YOUR INSTRUCTIONS: Lines that include the word "dạng" are the ones to copy.

**** DATASET ENTRIES

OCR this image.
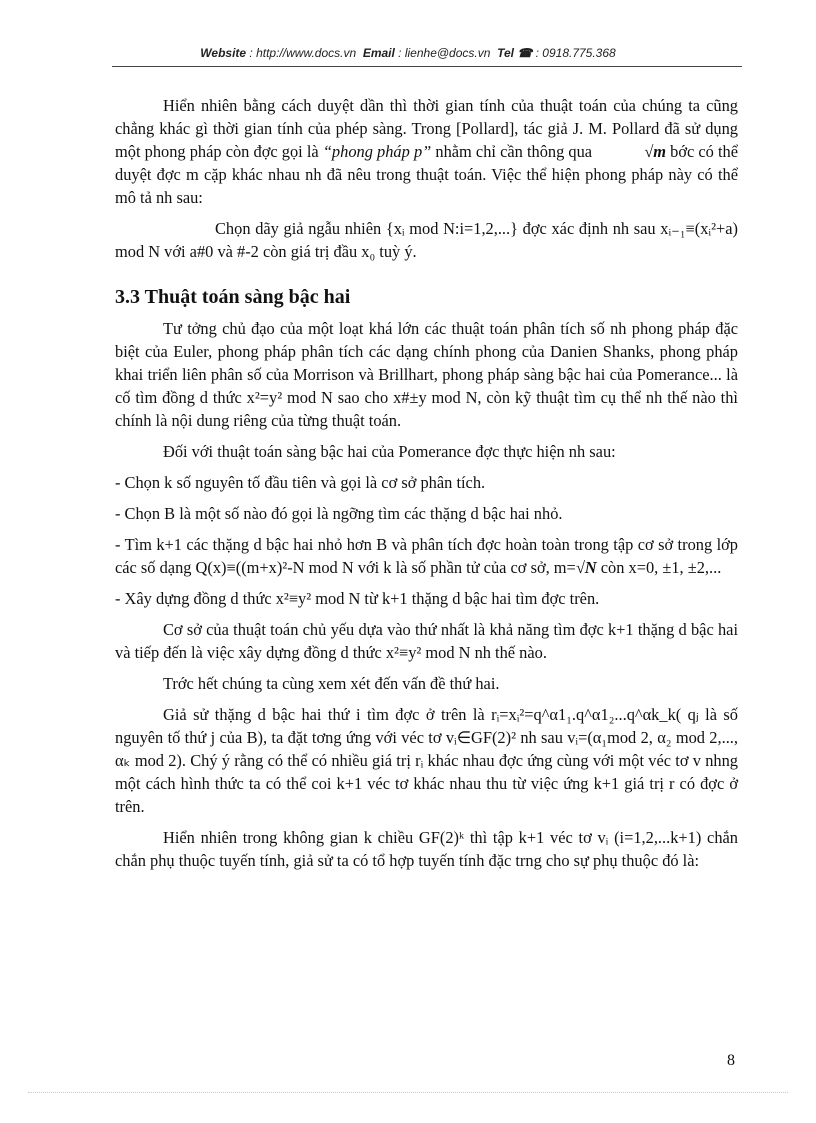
Website : http://www.docs.vn Email : lienhe@docs.vn Tel ☎ : 0918.775.368

Hiển nhiên bằng cách duyệt dần thì thời gian tính của thuật toán của chúng ta cũng chẳng khác gì thời gian tính của phép sàng. Trong [Pollard], tác giả J. M. Pollard đã sử dụng một phong pháp còn đợc gọi là “phong pháp p” nhằm chỉ cần thông qua	√m bớc có thể duyệt đợc m cặp khác nhau nh đã nêu trong thuật toán. Việc thể hiện phong pháp này có thể mô tả nh sau:

Chọn dãy giả ngẫu nhiên {xᵢ mod N:i=1,2,...} đợc xác định nh sau xᵢ₋₁≡(xᵢ²+a) mod N với a#0 và #-2 còn giá trị đầu x₀ tuỳ ý.

3.3 Thuật toán sàng bậc hai

Tư tởng chủ đạo của một loạt khá lớn các thuật toán phân tích số nh phong pháp đặc biệt của Euler, phong pháp phân tích các dạng chính phong của Danien Shanks, phong pháp khai triển liên phân số của Morrison và Brillhart, phong pháp sàng bậc hai của Pomerance... là cố tìm đồng d thức x²=y² mod N sao cho x#±y mod N, còn kỹ thuật tìm cụ thể nh thế nào thì chính là nội dung riêng của từng thuật toán.

Đối với thuật toán sàng bậc hai của Pomerance đợc thực hiện nh sau:

- Chọn k số nguyên tố đầu tiên và gọi là cơ sở phân tích.

- Chọn B là một số nào đó gọi là ngỡng tìm các thặng d bậc hai nhỏ.

- Tìm k+1 các thặng d bậc hai nhỏ hơn B và phân tích đợc hoàn toàn trong tập cơ sở trong lớp các số dạng Q(x)≡((m+x)²-N mod N với k là số phần tử của cơ sở, m=√N còn x=0, ±1, ±2,...

- Xây dựng đồng d thức x²≡y² mod N từ k+1 thặng d bậc hai tìm đợc trên.

Cơ sở của thuật toán chủ yếu dựa vào thứ nhất là khả năng tìm đợc k+1 thặng d bậc hai và tiếp đến là việc xây dựng đồng d thức x²≡y² mod N nh thế nào.

Trớc hết chúng ta cùng xem xét đến vấn đề thứ hai.

Giả sử thặng d bậc hai thứ i tìm đợc ở trên là rᵢ=xᵢ²=q^α1₁.q^α1₂...q^αk_k( qⱼ là số nguyên tố thứ j của B), ta đặt tơng ứng với véc tơ vᵢ∈GF(2)² nh sau vᵢ=(α₁mod 2, α₂ mod 2,..., αₖ mod 2). Chý ý rằng có thể có nhiều giá trị rᵢ khác nhau đợc ứng cùng với một véc tơ v nhng một cách hình thức ta có thể coi k+1 véc tơ khác nhau thu từ việc ứng k+1 giá trị r có đợc ở trên.

Hiển nhiên trong không gian k chiều GF(2)ᵏ thì tập k+1 véc tơ vᵢ (i=1,2,...k+1) chắn chắn phụ thuộc tuyến tính, giả sử ta có tổ hợp tuyến tính đặc trng cho sự phụ thuộc đó là:

8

********

CORRECT OUTPUT:
Tư tởng chủ đạo của một loạt khá lớn các thuật toán phân tích số nh phong pháp đặc biệt của Euler, phong pháp phân tích các dạng chính phong của Danien Shanks, phong pháp khai triển liên phân số của Morrison và Brillhart, phong pháp sàng bậc hai của Pomerance... là cố tìm đồng d thức x²=y² mod N sao cho x#±y mod N, còn kỹ thuật tìm cụ thể nh thế nào thì chính là nội dung riêng của từng thuật toán.
- Tìm k+1 các thặng d bậc hai nhỏ hơn B và phân tích đợc hoàn toàn trong tập cơ sở trong lớp các số dạng Q(x)≡((m+x)²-N mod N với k là số phần tử của cơ sở, m=√N còn x=0, ±1, ±2,...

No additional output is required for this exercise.